> _PROMPT_: Examine the entries and show every line in which the word "feather" is found.

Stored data
****

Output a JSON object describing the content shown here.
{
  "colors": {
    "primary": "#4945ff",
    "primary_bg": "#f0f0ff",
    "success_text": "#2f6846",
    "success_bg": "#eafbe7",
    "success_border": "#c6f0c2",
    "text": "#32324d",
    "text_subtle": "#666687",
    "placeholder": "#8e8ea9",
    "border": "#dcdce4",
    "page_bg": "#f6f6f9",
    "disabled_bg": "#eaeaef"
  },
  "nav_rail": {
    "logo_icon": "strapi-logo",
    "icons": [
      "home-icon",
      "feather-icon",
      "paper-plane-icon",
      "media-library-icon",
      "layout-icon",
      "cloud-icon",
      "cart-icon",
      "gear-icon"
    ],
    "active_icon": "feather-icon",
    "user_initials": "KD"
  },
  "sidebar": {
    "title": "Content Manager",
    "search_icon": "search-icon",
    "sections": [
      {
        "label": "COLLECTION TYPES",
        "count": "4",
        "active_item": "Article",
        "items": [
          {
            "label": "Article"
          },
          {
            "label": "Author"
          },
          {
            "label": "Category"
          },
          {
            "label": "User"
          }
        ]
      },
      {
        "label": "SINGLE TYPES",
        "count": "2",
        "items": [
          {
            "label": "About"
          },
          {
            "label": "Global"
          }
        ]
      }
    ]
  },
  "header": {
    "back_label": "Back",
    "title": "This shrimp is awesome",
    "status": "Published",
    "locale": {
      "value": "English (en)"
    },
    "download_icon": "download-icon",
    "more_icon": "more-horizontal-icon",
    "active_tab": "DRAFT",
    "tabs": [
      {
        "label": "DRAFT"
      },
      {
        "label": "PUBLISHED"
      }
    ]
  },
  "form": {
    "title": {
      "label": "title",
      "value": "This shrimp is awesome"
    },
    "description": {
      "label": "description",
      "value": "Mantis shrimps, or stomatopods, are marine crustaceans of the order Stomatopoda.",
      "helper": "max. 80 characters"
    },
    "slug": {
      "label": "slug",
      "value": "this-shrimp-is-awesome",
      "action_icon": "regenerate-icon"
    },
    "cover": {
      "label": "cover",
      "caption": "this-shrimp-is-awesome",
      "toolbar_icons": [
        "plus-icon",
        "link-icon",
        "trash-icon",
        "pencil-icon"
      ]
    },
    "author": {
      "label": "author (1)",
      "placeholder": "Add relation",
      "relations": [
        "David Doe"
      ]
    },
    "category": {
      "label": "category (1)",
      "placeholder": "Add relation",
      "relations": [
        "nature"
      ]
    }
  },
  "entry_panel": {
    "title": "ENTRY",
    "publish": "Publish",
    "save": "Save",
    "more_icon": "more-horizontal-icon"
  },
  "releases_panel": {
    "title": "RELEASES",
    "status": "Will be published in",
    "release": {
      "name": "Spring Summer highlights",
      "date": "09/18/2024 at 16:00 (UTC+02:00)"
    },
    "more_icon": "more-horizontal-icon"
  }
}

****

> _SOLUTION_:
      "feather-icon",
    "active_icon": "feather-icon",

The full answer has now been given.